** DO THIS **
Write out every entry word for word.

** RECORDS TO USE **
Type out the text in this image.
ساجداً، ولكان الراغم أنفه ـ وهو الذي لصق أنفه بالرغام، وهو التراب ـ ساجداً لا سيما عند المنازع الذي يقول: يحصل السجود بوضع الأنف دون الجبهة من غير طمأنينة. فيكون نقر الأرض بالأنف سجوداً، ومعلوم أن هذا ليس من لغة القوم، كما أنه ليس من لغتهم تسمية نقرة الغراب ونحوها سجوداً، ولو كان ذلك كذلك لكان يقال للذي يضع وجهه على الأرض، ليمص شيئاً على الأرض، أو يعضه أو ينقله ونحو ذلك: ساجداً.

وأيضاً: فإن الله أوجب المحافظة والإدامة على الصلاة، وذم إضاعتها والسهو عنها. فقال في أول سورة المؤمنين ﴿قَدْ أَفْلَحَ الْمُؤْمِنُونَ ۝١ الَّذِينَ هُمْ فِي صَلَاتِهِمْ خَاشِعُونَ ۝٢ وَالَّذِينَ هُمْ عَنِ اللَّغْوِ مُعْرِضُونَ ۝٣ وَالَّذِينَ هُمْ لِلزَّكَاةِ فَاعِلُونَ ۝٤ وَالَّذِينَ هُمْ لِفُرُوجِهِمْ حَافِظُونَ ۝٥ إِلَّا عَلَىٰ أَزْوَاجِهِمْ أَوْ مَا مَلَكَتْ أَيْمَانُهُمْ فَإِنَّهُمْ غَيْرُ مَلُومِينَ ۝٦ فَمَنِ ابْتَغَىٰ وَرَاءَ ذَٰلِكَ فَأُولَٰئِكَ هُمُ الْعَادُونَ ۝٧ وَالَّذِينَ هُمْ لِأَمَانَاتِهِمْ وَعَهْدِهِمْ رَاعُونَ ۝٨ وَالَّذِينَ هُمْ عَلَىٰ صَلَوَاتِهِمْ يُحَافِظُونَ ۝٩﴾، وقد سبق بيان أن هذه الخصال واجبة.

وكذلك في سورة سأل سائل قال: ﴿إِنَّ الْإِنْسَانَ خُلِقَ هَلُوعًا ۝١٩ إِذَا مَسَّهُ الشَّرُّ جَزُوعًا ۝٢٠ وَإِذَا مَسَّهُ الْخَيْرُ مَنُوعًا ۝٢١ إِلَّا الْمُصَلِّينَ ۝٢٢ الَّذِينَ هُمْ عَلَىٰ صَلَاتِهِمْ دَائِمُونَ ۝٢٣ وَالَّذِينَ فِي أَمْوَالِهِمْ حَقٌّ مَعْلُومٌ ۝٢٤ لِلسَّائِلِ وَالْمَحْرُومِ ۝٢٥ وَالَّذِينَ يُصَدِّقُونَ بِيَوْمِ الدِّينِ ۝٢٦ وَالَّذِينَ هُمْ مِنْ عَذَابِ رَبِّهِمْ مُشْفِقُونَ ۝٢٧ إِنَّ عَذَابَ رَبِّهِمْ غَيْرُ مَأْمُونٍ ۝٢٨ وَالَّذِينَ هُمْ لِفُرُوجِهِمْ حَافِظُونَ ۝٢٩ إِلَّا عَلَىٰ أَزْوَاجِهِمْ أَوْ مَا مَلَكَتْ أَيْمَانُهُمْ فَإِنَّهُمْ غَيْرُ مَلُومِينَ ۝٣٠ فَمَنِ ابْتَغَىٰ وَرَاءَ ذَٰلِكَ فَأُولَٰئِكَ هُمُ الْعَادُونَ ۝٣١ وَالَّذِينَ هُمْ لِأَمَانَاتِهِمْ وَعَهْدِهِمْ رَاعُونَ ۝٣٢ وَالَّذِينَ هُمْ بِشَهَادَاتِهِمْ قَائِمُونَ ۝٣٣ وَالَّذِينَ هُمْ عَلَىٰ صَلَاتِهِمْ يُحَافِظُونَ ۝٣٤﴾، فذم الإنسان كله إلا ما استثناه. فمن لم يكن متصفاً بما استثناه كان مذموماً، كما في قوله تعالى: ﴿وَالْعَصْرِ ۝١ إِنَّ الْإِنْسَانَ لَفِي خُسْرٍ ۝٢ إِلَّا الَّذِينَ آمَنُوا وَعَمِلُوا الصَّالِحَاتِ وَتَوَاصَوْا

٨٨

** ANSWER TO THIS PROBLEM **
Type out the text in this image.
ساجداً، ولكان الراغم أنفه ـ وهو الذي لصق أنفه بالرغام، وهو التراب ـ ساجداً لا سيما عند المنازع الذي يقول: يحصل السجود بوضع الأنف دون الجبهة من غير طمأنينة. فيكون نقر الأرض بالأنف سجوداً، ومعلوم أن هذا ليس من لغة القوم، كما أنه ليس من لغتهم تسمية نقرة الغراب ونحوها سجوداً، ولو كان ذلك كذلك لكان يقال للذي يضع وجهه على الأرض، ليمص شيئاً على الأرض، أو يعضه أو ينقله ونحو ذلك: ساجداً.

وأيضاً: فإن الله أوجب المحافظة والإدامة على الصلاة، وذم إضاعتها والسهو عنها. فقال في أول سورة المؤمنين ﴿قَدْ أَفْلَحَ الْمُؤْمِنُونَ ۝١ الَّذِينَ هُمْ فِي صَلَاتِهِمْ خَاشِعُونَ ۝٢ وَالَّذِينَ هُمْ عَنِ اللَّغْوِ مُعْرِضُونَ ۝٣ وَالَّذِينَ هُمْ لِلزَّكَاةِ فَاعِلُونَ ۝٤ وَالَّذِينَ هُمْ لِفُرُوجِهِمْ حَافِظُونَ ۝٥ إِلَّا عَلَىٰ أَزْوَاجِهِمْ أَوْ مَا مَلَكَتْ أَيْمَانُهُمْ فَإِنَّهُمْ غَيْرُ مَلُومِينَ ۝٦ فَمَنِ ابْتَغَىٰ وَرَاءَ ذَٰلِكَ فَأُولَٰئِكَ هُمُ الْعَادُونَ ۝٧ وَالَّذِينَ هُمْ لِأَمَانَاتِهِمْ وَعَهْدِهِمْ رَاعُونَ ۝٨ وَالَّذِينَ هُمْ عَلَىٰ صَلَوَاتِهِمْ يُحَافِظُونَ ۝٩﴾، وقد سبق بيان أن هذه الخصال واجبة.

وكذلك في سورة سأل سائل قال: ﴿إِنَّ الْإِنْسَانَ خُلِقَ هَلُوعًا ۝١٩ إِذَا مَسَّهُ الشَّرُّ جَزُوعًا ۝٢٠ وَإِذَا مَسَّهُ الْخَيْرُ مَنُوعًا ۝٢١ إِلَّا الْمُصَلِّينَ ۝٢٢ الَّذِينَ هُمْ عَلَىٰ صَلَاتِهِمْ دَائِمُونَ ۝٢٣ وَالَّذِينَ فِي أَمْوَالِهِمْ حَقٌّ مَعْلُومٌ ۝٢٤ لِلسَّائِلِ وَالْمَحْرُومِ ۝٢٥ وَالَّذِينَ يُصَدِّقُونَ بِيَوْمِ الدِّينِ ۝٢٦ وَالَّذِينَ هُمْ مِنْ عَذَابِ رَبِّهِمْ مُشْفِقُونَ ۝٢٧ إِنَّ عَذَابَ رَبِّهِمْ غَيْرُ مَأْمُونٍ ۝٢٨ وَالَّذِينَ هُمْ لِفُرُوجِهِمْ حَافِظُونَ ۝٢٩ إِلَّا عَلَىٰ أَزْوَاجِهِمْ أَوْ مَا مَلَكَتْ أَيْمَانُهُمْ فَإِنَّهُمْ غَيْرُ مَلُومِينَ ۝٣٠ فَمَنِ ابْتَغَىٰ وَرَاءَ ذَٰلِكَ فَأُولَٰئِكَ هُمُ الْعَادُونَ ۝٣١ وَالَّذِينَ هُمْ لِأَمَانَاتِهِمْ وَعَهْدِهِمْ رَاعُونَ ۝٣٢ وَالَّذِينَ هُمْ بِشَهَادَاتِهِمْ قَائِمُونَ ۝٣٣ وَالَّذِينَ هُمْ عَلَىٰ صَلَاتِهِمْ يُحَافِظُونَ ۝٣٤﴾، فذم الإنسان كله إلا ما استثناه. فمن لم يكن متصفاً بما استثناه كان مذموماً، كما في قوله تعالى: ﴿وَالْعَصْرِ ۝١ إِنَّ الْإِنْسَانَ لَفِي خُسْرٍ ۝٢ إِلَّا الَّذِينَ آمَنُوا وَعَمِلُوا الصَّالِحَاتِ وَتَوَاصَوْا

٨٨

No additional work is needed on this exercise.